--- Start Task material ---

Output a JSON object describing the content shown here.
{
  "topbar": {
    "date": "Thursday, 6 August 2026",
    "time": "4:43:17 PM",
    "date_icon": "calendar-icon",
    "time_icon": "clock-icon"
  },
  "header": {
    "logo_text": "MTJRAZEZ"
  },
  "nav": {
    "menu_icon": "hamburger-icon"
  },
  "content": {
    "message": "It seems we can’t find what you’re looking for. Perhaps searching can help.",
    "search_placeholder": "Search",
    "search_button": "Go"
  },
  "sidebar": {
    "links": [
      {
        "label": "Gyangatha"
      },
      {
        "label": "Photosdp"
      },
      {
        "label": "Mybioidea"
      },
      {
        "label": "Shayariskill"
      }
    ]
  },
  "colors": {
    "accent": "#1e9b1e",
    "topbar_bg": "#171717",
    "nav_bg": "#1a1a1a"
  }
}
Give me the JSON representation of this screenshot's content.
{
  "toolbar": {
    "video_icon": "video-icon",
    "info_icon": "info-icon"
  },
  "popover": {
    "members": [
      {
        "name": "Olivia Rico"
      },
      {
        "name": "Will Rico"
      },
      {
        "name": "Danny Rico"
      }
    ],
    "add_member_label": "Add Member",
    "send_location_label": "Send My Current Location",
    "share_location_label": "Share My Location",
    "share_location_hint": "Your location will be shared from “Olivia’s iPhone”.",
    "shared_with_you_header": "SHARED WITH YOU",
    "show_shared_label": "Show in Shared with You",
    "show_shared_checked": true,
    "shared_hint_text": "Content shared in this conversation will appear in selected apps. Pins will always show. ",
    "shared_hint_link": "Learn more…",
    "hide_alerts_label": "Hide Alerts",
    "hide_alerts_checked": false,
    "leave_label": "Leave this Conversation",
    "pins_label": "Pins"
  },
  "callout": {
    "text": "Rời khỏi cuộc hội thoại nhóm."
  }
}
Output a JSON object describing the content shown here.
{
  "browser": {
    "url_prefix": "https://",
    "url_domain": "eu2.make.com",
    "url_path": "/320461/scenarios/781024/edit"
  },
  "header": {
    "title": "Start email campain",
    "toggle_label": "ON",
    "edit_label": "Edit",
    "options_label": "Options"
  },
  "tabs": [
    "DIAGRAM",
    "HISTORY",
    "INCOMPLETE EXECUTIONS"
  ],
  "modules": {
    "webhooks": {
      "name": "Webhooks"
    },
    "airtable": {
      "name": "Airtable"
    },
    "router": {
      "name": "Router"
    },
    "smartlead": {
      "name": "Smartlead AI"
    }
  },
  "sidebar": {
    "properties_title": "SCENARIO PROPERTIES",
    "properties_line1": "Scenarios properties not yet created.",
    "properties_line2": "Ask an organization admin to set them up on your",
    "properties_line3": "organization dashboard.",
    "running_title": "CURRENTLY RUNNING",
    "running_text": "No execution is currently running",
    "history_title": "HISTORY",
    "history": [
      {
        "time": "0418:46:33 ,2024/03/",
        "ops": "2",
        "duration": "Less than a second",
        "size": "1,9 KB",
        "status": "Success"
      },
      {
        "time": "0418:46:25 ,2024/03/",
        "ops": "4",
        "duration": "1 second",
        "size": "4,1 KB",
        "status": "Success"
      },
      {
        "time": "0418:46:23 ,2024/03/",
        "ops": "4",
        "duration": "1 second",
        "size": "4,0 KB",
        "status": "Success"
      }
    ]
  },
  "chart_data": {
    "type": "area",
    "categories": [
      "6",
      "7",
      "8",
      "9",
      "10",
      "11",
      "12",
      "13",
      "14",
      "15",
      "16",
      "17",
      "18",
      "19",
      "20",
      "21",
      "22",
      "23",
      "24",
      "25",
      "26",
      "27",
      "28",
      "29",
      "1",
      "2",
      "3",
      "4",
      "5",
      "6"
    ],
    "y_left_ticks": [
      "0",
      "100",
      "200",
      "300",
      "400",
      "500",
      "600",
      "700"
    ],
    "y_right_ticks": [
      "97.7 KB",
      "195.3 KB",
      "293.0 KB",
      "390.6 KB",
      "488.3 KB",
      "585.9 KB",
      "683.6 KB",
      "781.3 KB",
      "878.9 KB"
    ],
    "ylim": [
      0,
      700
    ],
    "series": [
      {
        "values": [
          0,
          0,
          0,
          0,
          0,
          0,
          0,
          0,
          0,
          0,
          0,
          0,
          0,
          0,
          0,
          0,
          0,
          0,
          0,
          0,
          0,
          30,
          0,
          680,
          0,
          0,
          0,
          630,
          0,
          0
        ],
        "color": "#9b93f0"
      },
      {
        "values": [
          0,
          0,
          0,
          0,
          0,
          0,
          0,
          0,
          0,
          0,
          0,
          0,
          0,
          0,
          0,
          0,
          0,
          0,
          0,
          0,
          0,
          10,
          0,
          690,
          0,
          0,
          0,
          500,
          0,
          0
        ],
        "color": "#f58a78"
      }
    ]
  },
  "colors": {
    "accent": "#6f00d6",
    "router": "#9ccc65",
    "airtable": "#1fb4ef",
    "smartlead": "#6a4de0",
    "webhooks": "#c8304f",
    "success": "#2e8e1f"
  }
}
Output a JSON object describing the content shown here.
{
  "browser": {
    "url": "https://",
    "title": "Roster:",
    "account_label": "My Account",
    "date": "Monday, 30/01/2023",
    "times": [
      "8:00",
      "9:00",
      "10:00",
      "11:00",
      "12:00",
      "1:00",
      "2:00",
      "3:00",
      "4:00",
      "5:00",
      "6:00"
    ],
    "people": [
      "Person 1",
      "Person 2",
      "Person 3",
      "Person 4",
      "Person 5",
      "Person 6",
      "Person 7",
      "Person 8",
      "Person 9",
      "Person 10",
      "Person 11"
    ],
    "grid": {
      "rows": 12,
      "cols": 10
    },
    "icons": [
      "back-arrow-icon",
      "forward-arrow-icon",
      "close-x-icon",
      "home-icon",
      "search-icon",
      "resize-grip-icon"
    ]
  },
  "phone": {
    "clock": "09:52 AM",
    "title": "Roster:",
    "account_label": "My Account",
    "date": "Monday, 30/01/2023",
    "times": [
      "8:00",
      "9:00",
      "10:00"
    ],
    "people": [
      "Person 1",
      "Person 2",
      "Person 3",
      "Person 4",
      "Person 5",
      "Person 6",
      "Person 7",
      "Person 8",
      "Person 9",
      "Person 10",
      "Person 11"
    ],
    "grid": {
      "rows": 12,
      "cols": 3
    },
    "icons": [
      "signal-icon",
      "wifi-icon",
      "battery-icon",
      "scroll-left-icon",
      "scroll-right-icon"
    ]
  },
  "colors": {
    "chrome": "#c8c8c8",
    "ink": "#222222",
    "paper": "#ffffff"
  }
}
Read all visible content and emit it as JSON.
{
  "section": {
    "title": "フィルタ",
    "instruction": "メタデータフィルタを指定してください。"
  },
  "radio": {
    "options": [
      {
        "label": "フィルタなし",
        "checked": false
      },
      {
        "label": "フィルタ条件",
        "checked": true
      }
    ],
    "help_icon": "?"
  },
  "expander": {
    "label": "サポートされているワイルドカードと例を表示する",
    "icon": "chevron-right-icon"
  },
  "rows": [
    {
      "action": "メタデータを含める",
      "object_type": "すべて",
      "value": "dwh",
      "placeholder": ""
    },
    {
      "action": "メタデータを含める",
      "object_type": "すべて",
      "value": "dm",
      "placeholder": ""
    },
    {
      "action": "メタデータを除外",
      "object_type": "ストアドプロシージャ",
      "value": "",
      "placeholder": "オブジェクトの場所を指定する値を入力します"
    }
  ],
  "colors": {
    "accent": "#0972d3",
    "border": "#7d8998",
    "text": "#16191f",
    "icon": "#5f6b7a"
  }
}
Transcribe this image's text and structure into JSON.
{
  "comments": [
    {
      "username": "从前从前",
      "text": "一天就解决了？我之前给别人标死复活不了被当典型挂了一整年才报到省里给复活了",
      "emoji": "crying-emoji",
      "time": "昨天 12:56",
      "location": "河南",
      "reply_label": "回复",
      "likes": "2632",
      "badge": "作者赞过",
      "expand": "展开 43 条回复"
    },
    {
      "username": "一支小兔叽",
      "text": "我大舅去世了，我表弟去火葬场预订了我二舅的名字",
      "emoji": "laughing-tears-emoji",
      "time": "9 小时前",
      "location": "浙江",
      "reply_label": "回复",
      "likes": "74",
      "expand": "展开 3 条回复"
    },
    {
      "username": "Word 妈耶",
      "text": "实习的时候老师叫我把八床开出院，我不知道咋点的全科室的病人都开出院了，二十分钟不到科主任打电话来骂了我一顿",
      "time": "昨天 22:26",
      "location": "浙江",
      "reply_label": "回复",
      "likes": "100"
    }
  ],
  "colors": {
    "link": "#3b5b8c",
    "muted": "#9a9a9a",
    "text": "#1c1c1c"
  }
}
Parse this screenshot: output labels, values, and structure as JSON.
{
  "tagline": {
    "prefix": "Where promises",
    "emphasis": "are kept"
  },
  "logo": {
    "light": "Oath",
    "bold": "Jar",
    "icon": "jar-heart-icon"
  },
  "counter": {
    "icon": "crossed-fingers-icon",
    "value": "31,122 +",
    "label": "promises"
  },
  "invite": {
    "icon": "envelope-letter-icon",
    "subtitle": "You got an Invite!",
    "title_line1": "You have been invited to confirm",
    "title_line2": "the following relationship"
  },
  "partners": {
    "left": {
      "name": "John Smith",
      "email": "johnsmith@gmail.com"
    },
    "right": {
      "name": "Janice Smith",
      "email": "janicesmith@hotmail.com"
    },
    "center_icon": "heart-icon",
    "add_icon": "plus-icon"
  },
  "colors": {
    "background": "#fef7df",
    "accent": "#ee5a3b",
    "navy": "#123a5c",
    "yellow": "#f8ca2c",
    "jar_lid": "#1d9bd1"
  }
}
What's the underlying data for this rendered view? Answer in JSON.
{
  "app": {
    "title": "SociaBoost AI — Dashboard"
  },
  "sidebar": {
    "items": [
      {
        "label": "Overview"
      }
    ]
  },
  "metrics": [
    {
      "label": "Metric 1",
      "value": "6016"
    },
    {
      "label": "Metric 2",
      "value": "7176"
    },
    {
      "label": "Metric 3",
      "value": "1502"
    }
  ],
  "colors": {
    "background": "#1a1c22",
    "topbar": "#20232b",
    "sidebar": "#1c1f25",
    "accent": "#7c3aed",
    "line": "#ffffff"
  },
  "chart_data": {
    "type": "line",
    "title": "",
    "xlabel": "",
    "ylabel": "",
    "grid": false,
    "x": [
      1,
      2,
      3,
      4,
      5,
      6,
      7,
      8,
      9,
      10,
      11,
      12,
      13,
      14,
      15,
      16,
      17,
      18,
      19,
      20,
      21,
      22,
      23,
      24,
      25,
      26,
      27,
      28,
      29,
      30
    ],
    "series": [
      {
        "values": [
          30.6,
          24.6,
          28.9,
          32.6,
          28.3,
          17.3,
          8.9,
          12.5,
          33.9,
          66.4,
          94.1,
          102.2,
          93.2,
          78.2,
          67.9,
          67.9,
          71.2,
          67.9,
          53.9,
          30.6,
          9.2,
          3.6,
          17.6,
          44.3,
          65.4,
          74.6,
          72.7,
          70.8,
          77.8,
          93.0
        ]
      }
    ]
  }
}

--- End Task material ---

▸ Short problem:
From the listing above, pick out every line containing "username".

▸ The response:
      "username": "从前从前",
      "username": "一支小兔叽",
      "username": "Word 妈耶",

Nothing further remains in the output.